GOAL: Return all the data, word for word.

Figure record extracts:
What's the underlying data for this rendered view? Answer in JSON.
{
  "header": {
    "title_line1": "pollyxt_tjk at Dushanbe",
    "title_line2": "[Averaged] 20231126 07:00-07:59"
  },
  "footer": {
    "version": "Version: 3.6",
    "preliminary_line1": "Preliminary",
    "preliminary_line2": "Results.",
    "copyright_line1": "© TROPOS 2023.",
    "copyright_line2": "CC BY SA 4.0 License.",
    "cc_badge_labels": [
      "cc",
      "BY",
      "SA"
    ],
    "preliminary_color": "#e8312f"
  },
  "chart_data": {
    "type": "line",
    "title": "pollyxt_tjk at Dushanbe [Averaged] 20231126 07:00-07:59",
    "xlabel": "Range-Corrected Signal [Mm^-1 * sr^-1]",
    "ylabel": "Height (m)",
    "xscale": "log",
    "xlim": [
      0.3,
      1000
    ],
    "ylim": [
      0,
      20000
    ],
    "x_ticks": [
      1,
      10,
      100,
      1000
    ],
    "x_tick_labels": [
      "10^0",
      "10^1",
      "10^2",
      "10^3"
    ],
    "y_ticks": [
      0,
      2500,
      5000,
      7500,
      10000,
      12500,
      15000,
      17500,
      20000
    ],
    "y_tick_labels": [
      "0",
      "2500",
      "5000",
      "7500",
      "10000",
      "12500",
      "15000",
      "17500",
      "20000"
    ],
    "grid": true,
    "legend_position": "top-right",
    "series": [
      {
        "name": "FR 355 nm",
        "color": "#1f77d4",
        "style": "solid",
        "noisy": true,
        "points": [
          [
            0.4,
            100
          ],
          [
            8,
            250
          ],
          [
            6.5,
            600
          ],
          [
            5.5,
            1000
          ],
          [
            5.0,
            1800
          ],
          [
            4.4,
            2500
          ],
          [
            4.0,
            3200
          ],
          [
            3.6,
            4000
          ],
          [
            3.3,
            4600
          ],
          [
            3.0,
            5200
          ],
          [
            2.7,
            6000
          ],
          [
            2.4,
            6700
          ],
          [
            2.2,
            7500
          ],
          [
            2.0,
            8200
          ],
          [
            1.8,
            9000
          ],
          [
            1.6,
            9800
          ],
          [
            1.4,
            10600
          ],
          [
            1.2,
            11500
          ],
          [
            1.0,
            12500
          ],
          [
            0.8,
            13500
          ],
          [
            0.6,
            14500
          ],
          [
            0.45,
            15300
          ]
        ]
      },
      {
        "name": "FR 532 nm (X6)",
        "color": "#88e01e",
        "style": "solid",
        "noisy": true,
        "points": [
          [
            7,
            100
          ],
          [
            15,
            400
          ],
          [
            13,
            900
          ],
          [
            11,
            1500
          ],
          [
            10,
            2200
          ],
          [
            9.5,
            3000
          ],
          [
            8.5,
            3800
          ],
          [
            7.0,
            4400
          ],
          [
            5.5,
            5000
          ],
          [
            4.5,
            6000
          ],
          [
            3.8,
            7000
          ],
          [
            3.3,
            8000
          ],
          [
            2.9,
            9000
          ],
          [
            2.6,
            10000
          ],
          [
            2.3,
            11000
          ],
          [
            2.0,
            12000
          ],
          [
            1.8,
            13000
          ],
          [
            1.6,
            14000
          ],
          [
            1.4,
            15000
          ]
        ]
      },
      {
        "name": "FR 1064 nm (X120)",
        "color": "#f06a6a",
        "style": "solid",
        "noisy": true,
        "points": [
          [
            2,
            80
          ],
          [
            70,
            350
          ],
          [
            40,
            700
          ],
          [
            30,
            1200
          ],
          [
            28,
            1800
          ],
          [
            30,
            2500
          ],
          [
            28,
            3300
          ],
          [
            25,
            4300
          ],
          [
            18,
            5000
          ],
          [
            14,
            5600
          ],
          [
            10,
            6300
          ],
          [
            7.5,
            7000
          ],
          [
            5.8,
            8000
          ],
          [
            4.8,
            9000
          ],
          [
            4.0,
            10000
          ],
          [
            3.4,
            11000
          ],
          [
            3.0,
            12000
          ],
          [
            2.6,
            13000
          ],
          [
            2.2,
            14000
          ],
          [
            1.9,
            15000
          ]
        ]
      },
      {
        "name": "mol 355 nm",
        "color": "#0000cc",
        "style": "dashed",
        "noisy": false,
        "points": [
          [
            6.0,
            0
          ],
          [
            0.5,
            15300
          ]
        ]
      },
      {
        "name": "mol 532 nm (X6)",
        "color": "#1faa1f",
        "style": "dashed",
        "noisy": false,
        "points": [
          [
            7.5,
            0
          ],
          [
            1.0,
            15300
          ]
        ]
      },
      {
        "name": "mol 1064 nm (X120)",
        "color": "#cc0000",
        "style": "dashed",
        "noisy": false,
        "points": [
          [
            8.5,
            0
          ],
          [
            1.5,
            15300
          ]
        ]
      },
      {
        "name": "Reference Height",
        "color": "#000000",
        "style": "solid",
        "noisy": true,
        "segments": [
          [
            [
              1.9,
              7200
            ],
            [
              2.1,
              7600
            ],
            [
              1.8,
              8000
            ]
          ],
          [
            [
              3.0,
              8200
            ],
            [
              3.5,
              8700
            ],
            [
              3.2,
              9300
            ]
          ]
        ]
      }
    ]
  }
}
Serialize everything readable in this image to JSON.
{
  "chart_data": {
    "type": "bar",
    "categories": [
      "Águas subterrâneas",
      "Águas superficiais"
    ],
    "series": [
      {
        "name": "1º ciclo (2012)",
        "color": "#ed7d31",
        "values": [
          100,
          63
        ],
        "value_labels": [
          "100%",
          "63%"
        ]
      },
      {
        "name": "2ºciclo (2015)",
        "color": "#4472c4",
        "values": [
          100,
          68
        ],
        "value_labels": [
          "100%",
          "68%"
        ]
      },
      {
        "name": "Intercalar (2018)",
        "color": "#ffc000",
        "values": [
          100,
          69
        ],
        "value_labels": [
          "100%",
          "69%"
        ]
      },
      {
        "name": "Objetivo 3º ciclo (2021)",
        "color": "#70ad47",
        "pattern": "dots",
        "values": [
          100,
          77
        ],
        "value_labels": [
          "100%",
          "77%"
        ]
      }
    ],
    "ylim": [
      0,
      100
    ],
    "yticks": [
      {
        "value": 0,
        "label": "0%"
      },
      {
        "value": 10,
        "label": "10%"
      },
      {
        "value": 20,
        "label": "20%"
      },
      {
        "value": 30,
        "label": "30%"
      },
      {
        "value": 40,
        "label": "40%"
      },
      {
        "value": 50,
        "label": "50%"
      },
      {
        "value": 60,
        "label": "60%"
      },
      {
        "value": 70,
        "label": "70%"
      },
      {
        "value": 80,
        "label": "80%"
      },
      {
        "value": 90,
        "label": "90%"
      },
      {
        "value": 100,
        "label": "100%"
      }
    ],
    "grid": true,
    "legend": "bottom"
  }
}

SOLUTION BELOW:
What's the underlying data for this rendered view? Answer in JSON.
{
  "header": {
    "title_line1": "pollyxt_tjk at Dushanbe",
    "title_line2": "[Averaged] 20231126 07:00-07:59"
  },
  "footer": {
    "version": "Version: 3.6",
    "preliminary_line1": "Preliminary",
    "preliminary_line2": "Results.",
    "copyright_line1": "© TROPOS 2023.",
    "copyright_line2": "CC BY SA 4.0 License.",
    "cc_badge_labels": [
      "cc",
      "BY",
      "SA"
    ],
    "preliminary_color": "#e8312f"
  },
  "chart_data": {
    "type": "line",
    "title": "pollyxt_tjk at Dushanbe [Averaged] 20231126 07:00-07:59",
    "xlabel": "Range-Corrected Signal [Mm^-1 * sr^-1]",
    "ylabel": "Height (m)",
    "xscale": "log",
    "xlim": [
      0.3,
      1000
    ],
    "ylim": [
      0,
      20000
    ],
    "x_ticks": [
      1,
      10,
      100,
      1000
    ],
    "x_tick_labels": [
      "10^0",
      "10^1",
      "10^2",
      "10^3"
    ],
    "y_ticks": [
      0,
      2500,
      5000,
      7500,
      10000,
      12500,
      15000,
      17500,
      20000
    ],
    "y_tick_labels": [
      "0",
      "2500",
      "5000",
      "7500",
      "10000",
      "12500",
      "15000",
      "17500",
      "20000"
    ],
    "grid": true,
    "legend_position": "top-right",
    "series": [
      {
        "name": "FR 355 nm",
        "color": "#1f77d4",
        "style": "solid",
        "noisy": true,
        "points": [
          [
            0.4,
            100
          ],
          [
            8,
            250
          ],
          [
            6.5,
            600
          ],
          [
            5.5,
            1000
          ],
          [
            5.0,
            1800
          ],
          [
            4.4,
            2500
          ],
          [
            4.0,
            3200
          ],
          [
            3.6,
            4000
          ],
          [
            3.3,
            4600
          ],
          [
            3.0,
            5200
          ],
          [
            2.7,
            6000
          ],
          [
            2.4,
            6700
          ],
          [
            2.2,
            7500
          ],
          [
            2.0,
            8200
          ],
          [
            1.8,
            9000
          ],
          [
            1.6,
            9800
          ],
          [
            1.4,
            10600
          ],
          [
            1.2,
            11500
          ],
          [
            1.0,
            12500
          ],
          [
            0.8,
            13500
          ],
          [
            0.6,
            14500
          ],
          [
            0.45,
            15300
          ]
        ]
      },
      {
        "name": "FR 532 nm (X6)",
        "color": "#88e01e",
        "style": "solid",
        "noisy": true,
        "points": [
          [
            7,
            100
          ],
          [
            15,
            400
          ],
          [
            13,
            900
          ],
          [
            11,
            1500
          ],
          [
            10,
            2200
          ],
          [
            9.5,
            3000
          ],
          [
            8.5,
            3800
          ],
          [
            7.0,
            4400
          ],
          [
            5.5,
            5000
          ],
          [
            4.5,
            6000
          ],
          [
            3.8,
            7000
          ],
          [
            3.3,
            8000
          ],
          [
            2.9,
            9000
          ],
          [
            2.6,
            10000
          ],
          [
            2.3,
            11000
          ],
          [
            2.0,
            12000
          ],
          [
            1.8,
            13000
          ],
          [
            1.6,
            14000
          ],
          [
            1.4,
            15000
          ]
        ]
      },
      {
        "name": "FR 1064 nm (X120)",
        "color": "#f06a6a",
        "style": "solid",
        "noisy": true,
        "points": [
          [
            2,
            80
          ],
          [
            70,
            350
          ],
          [
            40,
            700
          ],
          [
            30,
            1200
          ],
          [
            28,
            1800
          ],
          [
            30,
            2500
          ],
          [
            28,
            3300
          ],
          [
            25,
            4300
          ],
          [
            18,
            5000
          ],
          [
            14,
            5600
          ],
          [
            10,
            6300
          ],
          [
            7.5,
            7000
          ],
          [
            5.8,
            8000
          ],
          [
            4.8,
            9000
          ],
          [
            4.0,
            10000
          ],
          [
            3.4,
            11000
          ],
          [
            3.0,
            12000
          ],
          [
            2.6,
            13000
          ],
          [
            2.2,
            14000
          ],
          [
            1.9,
            15000
          ]
        ]
      },
      {
        "name": "mol 355 nm",
        "color": "#0000cc",
        "style": "dashed",
        "noisy": false,
        "points": [
          [
            6.0,
            0
          ],
          [
            0.5,
            15300
          ]
        ]
      },
      {
        "name": "mol 532 nm (X6)",
        "color": "#1faa1f",
        "style": "dashed",
        "noisy": false,
        "points": [
          [
            7.5,
            0
          ],
          [
            1.0,
            15300
          ]
        ]
      },
      {
        "name": "mol 1064 nm (X120)",
        "color": "#cc0000",
        "style": "dashed",
        "noisy": false,
        "points": [
          [
            8.5,
            0
          ],
          [
            1.5,
            15300
          ]
        ]
      },
      {
        "name": "Reference Height",
        "color": "#000000",
        "style": "solid",
        "noisy": true,
        "segments": [
          [
            [
              1.9,
              7200
            ],
            [
              2.1,
              7600
            ],
            [
              1.8,
              8000
            ]
          ],
          [
            [
              3.0,
              8200
            ],
            [
              3.5,
              8700
            ],
            [
              3.2,
              9300
            ]
          ]
        ]
      }
    ]
  }
}
Serialize everything readable in this image to JSON.
{
  "chart_data": {
    "type": "bar",
    "categories": [
      "Águas subterrâneas",
      "Águas superficiais"
    ],
    "series": [
      {
        "name": "1º ciclo (2012)",
        "color": "#ed7d31",
        "values": [
          100,
          63
        ],
        "value_labels": [
          "100%",
          "63%"
        ]
      },
      {
        "name": "2ºciclo (2015)",
        "color": "#4472c4",
        "values": [
          100,
          68
        ],
        "value_labels": [
          "100%",
          "68%"
        ]
      },
      {
        "name": "Intercalar (2018)",
        "color": "#ffc000",
        "values": [
          100,
          69
        ],
        "value_labels": [
          "100%",
          "69%"
        ]
      },
      {
        "name": "Objetivo 3º ciclo (2021)",
        "color": "#70ad47",
        "pattern": "dots",
        "values": [
          100,
          77
        ],
        "value_labels": [
          "100%",
          "77%"
        ]
      }
    ],
    "ylim": [
      0,
      100
    ],
    "yticks": [
      {
        "value": 0,
        "label": "0%"
      },
      {
        "value": 10,
        "label": "10%"
      },
      {
        "value": 20,
        "label": "20%"
      },
      {
        "value": 30,
        "label": "30%"
      },
      {
        "value": 40,
        "label": "40%"
      },
      {
        "value": 50,
        "label": "50%"
      },
      {
        "value": 60,
        "label": "60%"
      },
      {
        "value": 70,
        "label": "70%"
      },
      {
        "value": 80,
        "label": "80%"
      },
      {
        "value": 90,
        "label": "90%"
      },
      {
        "value": 100,
        "label": "100%"
      }
    ],
    "grid": true,
    "legend": "bottom"
  }
}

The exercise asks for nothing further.